= Objective =
Report how many lines below contain the word "problem", and give only that number.

Saved data entries:
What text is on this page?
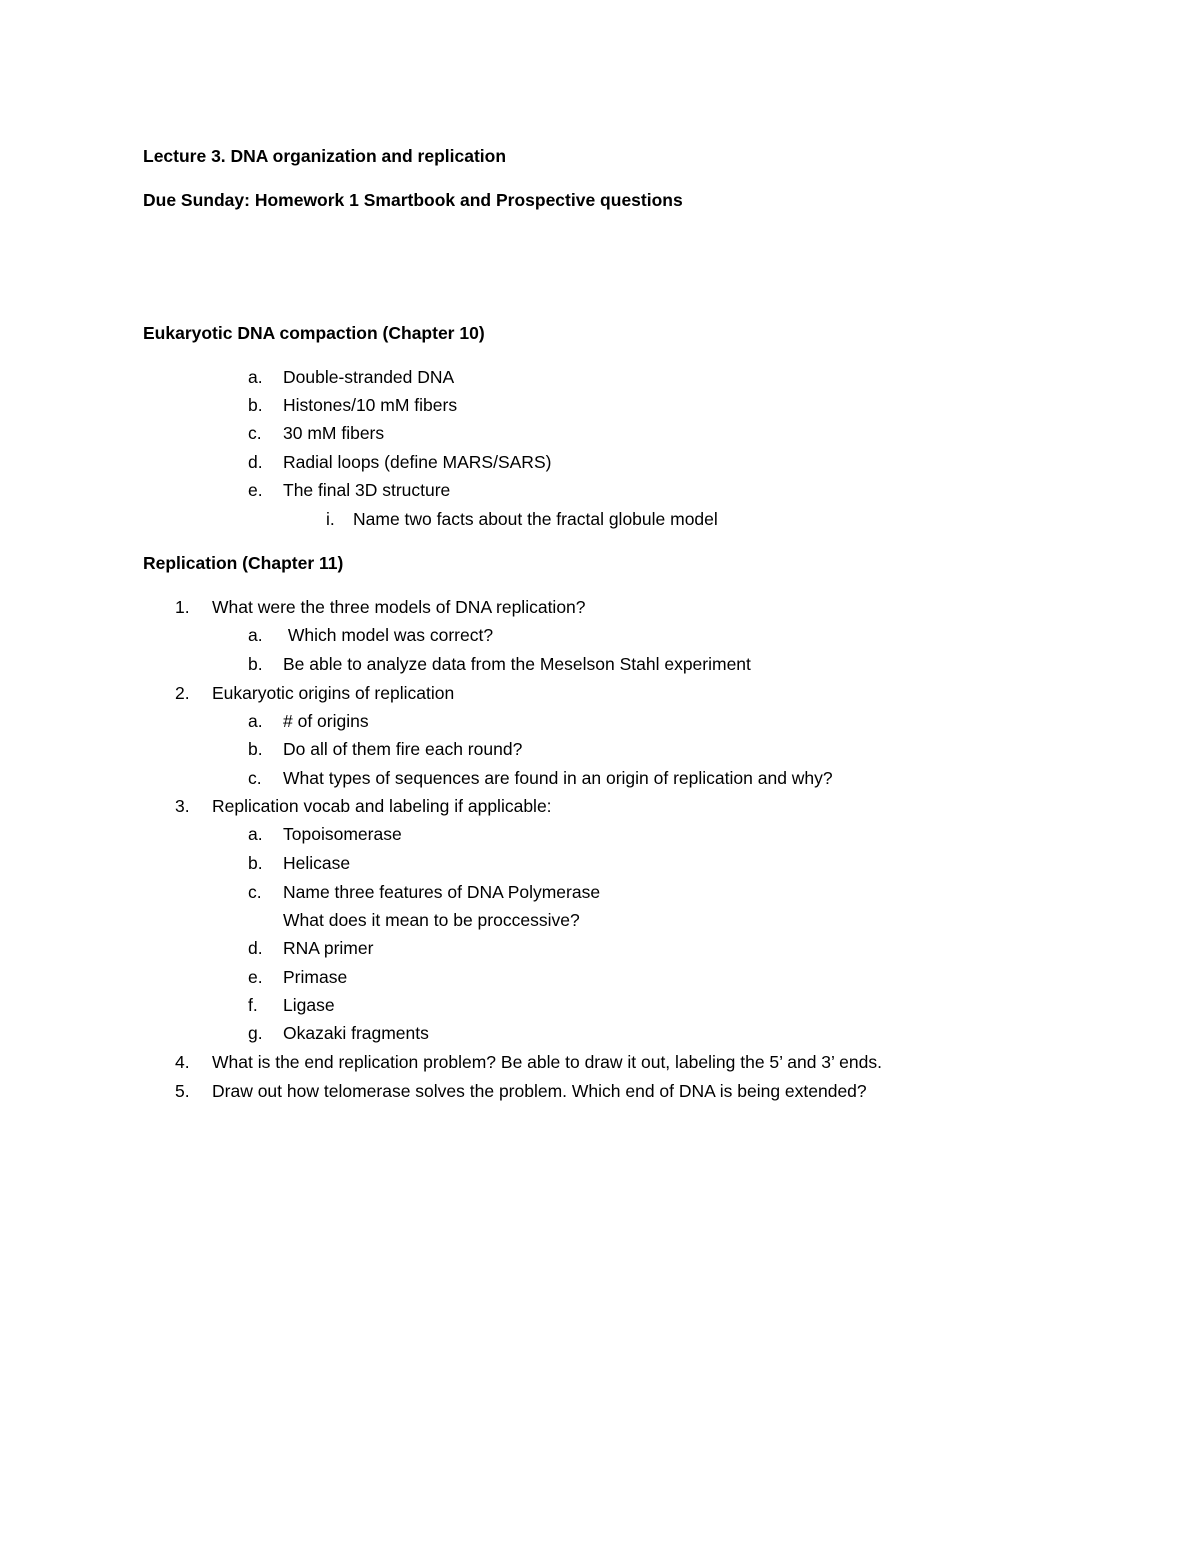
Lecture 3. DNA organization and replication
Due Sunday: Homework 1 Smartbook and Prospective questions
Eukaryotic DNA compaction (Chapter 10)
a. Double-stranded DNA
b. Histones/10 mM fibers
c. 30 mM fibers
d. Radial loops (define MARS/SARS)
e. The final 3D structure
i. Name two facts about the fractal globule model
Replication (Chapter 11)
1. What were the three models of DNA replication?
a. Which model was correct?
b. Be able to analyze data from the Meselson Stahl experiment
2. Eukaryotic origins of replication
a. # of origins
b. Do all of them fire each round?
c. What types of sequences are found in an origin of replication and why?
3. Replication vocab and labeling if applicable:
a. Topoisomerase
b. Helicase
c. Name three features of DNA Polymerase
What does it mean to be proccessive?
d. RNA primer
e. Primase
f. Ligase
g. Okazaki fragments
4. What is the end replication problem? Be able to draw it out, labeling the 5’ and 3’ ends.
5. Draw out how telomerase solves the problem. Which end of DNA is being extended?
...
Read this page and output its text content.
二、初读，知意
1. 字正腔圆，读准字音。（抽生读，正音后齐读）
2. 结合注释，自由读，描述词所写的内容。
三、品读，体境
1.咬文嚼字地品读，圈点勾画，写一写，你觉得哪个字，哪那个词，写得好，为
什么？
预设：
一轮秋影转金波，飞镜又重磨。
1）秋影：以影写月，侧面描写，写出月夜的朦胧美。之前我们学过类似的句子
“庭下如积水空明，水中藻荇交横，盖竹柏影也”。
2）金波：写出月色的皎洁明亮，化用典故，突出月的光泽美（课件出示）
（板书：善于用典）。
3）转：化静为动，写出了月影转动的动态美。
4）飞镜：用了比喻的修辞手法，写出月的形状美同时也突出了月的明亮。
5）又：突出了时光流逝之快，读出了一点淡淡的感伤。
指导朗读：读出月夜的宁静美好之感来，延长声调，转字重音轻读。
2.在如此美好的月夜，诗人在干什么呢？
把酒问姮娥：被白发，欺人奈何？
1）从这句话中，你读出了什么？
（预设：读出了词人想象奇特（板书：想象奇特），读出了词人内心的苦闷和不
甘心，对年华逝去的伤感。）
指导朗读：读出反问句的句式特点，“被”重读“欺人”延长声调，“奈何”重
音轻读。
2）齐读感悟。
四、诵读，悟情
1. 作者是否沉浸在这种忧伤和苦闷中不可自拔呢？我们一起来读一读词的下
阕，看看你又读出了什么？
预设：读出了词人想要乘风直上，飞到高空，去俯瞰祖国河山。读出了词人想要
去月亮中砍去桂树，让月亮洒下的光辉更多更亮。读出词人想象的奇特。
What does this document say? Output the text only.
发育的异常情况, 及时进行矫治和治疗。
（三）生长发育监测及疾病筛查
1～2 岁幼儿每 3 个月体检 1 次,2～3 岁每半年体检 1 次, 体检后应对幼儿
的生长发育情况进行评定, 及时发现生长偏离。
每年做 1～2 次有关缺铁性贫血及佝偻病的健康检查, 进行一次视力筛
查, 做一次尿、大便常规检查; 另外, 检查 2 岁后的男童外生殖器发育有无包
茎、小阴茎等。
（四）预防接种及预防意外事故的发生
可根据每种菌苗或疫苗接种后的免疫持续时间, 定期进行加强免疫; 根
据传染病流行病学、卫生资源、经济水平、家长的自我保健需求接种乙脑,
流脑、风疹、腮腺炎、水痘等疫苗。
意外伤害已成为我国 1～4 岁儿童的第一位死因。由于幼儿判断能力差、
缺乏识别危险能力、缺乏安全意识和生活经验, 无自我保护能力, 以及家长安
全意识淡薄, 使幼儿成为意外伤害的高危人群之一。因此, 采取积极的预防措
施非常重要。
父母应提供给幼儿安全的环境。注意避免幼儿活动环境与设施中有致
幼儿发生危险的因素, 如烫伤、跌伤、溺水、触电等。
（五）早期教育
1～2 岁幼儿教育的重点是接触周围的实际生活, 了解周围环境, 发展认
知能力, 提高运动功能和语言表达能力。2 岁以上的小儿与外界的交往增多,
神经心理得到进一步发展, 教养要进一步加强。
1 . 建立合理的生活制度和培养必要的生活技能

= Output of the task =
2